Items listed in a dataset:
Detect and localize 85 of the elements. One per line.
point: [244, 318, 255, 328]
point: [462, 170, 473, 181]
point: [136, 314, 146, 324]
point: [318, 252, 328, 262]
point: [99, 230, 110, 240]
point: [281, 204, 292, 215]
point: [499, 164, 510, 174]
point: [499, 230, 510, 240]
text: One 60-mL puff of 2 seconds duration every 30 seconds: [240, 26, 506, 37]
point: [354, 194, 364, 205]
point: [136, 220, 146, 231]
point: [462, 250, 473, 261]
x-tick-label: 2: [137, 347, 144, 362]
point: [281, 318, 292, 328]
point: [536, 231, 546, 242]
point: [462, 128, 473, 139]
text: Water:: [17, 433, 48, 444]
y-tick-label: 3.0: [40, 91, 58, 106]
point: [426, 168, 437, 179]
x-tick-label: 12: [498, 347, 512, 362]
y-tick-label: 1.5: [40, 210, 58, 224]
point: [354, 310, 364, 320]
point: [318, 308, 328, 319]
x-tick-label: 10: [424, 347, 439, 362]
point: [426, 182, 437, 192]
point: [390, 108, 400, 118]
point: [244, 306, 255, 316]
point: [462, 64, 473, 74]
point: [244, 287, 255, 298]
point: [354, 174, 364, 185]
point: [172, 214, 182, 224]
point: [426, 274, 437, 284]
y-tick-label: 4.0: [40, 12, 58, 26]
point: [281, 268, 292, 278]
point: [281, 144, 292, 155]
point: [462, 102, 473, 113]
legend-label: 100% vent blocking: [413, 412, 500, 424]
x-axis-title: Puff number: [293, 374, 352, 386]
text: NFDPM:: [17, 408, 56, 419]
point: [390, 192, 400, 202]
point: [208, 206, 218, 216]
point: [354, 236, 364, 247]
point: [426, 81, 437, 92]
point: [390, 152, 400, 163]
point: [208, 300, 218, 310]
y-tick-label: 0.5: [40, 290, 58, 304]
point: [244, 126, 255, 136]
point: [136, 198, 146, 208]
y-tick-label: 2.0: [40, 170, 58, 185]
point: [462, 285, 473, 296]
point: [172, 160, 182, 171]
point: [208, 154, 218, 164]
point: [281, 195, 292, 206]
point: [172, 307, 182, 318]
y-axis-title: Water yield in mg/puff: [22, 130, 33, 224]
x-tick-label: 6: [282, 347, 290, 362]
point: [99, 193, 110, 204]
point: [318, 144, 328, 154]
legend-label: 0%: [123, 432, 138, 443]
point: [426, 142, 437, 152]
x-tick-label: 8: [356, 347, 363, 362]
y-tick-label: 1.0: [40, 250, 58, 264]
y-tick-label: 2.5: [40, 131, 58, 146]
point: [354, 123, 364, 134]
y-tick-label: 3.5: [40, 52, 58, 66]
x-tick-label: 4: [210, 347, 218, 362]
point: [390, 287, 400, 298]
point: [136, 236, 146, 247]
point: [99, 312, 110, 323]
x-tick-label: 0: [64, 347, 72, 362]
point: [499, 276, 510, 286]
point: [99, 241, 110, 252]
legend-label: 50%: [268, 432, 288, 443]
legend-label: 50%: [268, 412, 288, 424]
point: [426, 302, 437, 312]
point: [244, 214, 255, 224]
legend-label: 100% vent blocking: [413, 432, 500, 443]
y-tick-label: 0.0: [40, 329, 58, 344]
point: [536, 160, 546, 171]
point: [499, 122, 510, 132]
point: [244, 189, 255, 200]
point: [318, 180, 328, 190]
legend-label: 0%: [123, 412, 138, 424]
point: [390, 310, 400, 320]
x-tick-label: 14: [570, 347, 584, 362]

WHAT IS ASKED: Turn the rows above into a Markdown table with the columns No. and Line. Give each line of every row its own table row, numbered in sequence, and leave out blank lines.

EXERCISE OUTPUT:
| No. | Line |
|---|---|
| 1 | Detect and localize 85 of the elements. One per line. |
| 2 | point: [244, 318, 255, 328] |
| 3 | point: [462, 170, 473, 181] |
| 4 | point: [136, 314, 146, 324] |
| 5 | point: [318, 252, 328, 262] |
| 6 | point: [99, 230, 110, 240] |
| 7 | point: [281, 204, 292, 215] |
| 8 | point: [499, 164, 510, 174] |
| 9 | point: [499, 230, 510, 240] |
| 10 | text: One 60-mL puff of 2 seconds duration every 30 seconds: [240, 26, 506, 37] |
| 11 | point: [354, 194, 364, 205] |
| 12 | point: [136, 220, 146, 231] |
| 13 | point: [462, 250, 473, 261] |
| 14 | x-tick-label: 2: [137, 347, 144, 362] |
| 15 | point: [281, 318, 292, 328] |
| 16 | point: [536, 231, 546, 242] |
| 17 | point: [462, 128, 473, 139] |
| 18 | text: Water:: [17, 433, 48, 444] |
| 19 | y-tick-label: 3.0: [40, 91, 58, 106] |
| 20 | point: [426, 168, 437, 179] |
| 21 | x-tick-label: 12: [498, 347, 512, 362] |
| 22 | y-tick-label: 1.5: [40, 210, 58, 224] |
| 23 | point: [354, 310, 364, 320] |
| 24 | point: [318, 308, 328, 319] |
| 25 | x-tick-label: 10: [424, 347, 439, 362] |
| 26 | point: [426, 182, 437, 192] |
| 27 | point: [390, 108, 400, 118] |
| 28 | point: [244, 306, 255, 316] |
| 29 | point: [462, 64, 473, 74] |
| 30 | point: [244, 287, 255, 298] |
| 31 | point: [354, 174, 364, 185] |
| 32 | point: [172, 214, 182, 224] |
| 33 | point: [426, 274, 437, 284] |
| 34 | y-tick-label: 4.0: [40, 12, 58, 26] |
| 35 | point: [281, 268, 292, 278] |
| 36 | point: [281, 144, 292, 155] |
| 37 | point: [462, 102, 473, 113] |
| 38 | legend-label: 100% vent blocking: [413, 412, 500, 424] |
| 39 | x-axis-title: Puff number: [293, 374, 352, 386] |
| 40 | text: NFDPM:: [17, 408, 56, 419] |
| 41 | point: [390, 192, 400, 202] |
| 42 | point: [208, 206, 218, 216] |
| 43 | point: [354, 236, 364, 247] |
| 44 | point: [426, 81, 437, 92] |
| 45 | point: [390, 152, 400, 163] |
| 46 | point: [208, 300, 218, 310] |
| 47 | y-tick-label: 0.5: [40, 290, 58, 304] |
| 48 | point: [244, 126, 255, 136] |
| 49 | point: [136, 198, 146, 208] |
| 50 | y-tick-label: 2.0: [40, 170, 58, 185] |
| 51 | point: [462, 285, 473, 296] |
| 52 | point: [172, 160, 182, 171] |
| 53 | point: [208, 154, 218, 164] |
| 54 | point: [281, 195, 292, 206] |
| 55 | point: [172, 307, 182, 318] |
| 56 | y-axis-title: Water yield in mg/puff: [22, 130, 33, 224] |
| 57 | x-tick-label: 6: [282, 347, 290, 362] |
| 58 | point: [99, 193, 110, 204] |
| 59 | point: [318, 144, 328, 154] |
| 60 | legend-label: 0%: [123, 432, 138, 443] |
| 61 | point: [426, 142, 437, 152] |
| 62 | x-tick-label: 8: [356, 347, 363, 362] |
| 63 | y-tick-label: 1.0: [40, 250, 58, 264] |
| 64 | y-tick-label: 2.5: [40, 131, 58, 146] |
| 65 | point: [354, 123, 364, 134] |
| 66 | y-tick-label: 3.5: [40, 52, 58, 66] |
| 67 | x-tick-label: 4: [210, 347, 218, 362] |
| 68 | point: [390, 287, 400, 298] |
| 69 | point: [136, 236, 146, 247] |
| 70 | point: [99, 312, 110, 323] |
| 71 | x-tick-label: 0: [64, 347, 72, 362] |
| 72 | point: [499, 276, 510, 286] |
| 73 | point: [99, 241, 110, 252] |
| 74 | legend-label: 50%: [268, 432, 288, 443] |
| 75 | legend-label: 50%: [268, 412, 288, 424] |
| 76 | point: [426, 302, 437, 312] |
| 77 | point: [244, 214, 255, 224] |
| 78 | legend-label: 100% vent blocking: [413, 432, 500, 443] |
| 79 | y-tick-label: 0.0: [40, 329, 58, 344] |
| 80 | point: [536, 160, 546, 171] |
| 81 | point: [499, 122, 510, 132] |
| 82 | point: [244, 189, 255, 200] |
| 83 | point: [318, 180, 328, 190] |
| 84 | legend-label: 0%: [123, 412, 138, 424] |
| 85 | point: [390, 310, 400, 320] |
| 86 | x-tick-label: 14: [570, 347, 584, 362] |